*EXERCISE DIRECTIONS*.
Extract each line of the data below exactly as written.

- - -

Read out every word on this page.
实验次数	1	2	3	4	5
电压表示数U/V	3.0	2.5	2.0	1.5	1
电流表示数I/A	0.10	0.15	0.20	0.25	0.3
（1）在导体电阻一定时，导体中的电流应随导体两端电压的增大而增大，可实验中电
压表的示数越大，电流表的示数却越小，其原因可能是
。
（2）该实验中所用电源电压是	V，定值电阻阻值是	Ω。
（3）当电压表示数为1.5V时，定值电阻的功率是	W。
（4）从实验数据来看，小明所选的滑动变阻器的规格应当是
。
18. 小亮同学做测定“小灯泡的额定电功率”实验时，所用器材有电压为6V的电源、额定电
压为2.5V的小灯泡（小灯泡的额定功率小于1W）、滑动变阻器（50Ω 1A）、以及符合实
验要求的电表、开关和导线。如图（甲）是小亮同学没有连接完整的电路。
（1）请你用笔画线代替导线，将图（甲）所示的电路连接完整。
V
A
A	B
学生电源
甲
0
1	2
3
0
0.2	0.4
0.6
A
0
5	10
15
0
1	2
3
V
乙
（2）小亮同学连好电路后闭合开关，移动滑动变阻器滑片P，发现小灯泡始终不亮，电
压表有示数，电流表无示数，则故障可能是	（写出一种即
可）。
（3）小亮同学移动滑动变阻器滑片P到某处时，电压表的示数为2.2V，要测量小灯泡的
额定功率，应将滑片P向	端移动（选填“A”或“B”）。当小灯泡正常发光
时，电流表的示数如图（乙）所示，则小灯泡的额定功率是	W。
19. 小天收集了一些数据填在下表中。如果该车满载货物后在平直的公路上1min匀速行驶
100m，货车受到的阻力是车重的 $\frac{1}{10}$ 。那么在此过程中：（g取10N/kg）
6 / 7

- - -

*FINISHED ANSWER*.
Read out every word on this page.
实验次数	1	2	3	4	5
电压表示数U/V	3.0	2.5	2.0	1.5	1
电流表示数I/A	0.10	0.15	0.20	0.25	0.3
（1）在导体电阻一定时，导体中的电流应随导体两端电压的增大而增大，可实验中电
压表的示数越大，电流表的示数却越小，其原因可能是
。
（2）该实验中所用电源电压是	V，定值电阻阻值是	Ω。
（3）当电压表示数为1.5V时，定值电阻的功率是	W。
（4）从实验数据来看，小明所选的滑动变阻器的规格应当是
。
18. 小亮同学做测定“小灯泡的额定电功率”实验时，所用器材有电压为6V的电源、额定电
压为2.5V的小灯泡（小灯泡的额定功率小于1W）、滑动变阻器（50Ω 1A）、以及符合实
验要求的电表、开关和导线。如图（甲）是小亮同学没有连接完整的电路。
（1）请你用笔画线代替导线，将图（甲）所示的电路连接完整。
V
A
A	B
学生电源
甲
0
1	2
3
0
0.2	0.4
0.6
A
0
5	10
15
0
1	2
3
V
乙
（2）小亮同学连好电路后闭合开关，移动滑动变阻器滑片P，发现小灯泡始终不亮，电
压表有示数，电流表无示数，则故障可能是	（写出一种即
可）。
（3）小亮同学移动滑动变阻器滑片P到某处时，电压表的示数为2.2V，要测量小灯泡的
额定功率，应将滑片P向	端移动（选填“A”或“B”）。当小灯泡正常发光
时，电流表的示数如图（乙）所示，则小灯泡的额定功率是	W。
19. 小天收集了一些数据填在下表中。如果该车满载货物后在平直的公路上1min匀速行驶
100m，货车受到的阻力是车重的 $\frac{1}{10}$ 。那么在此过程中：（g取10N/kg）
6 / 7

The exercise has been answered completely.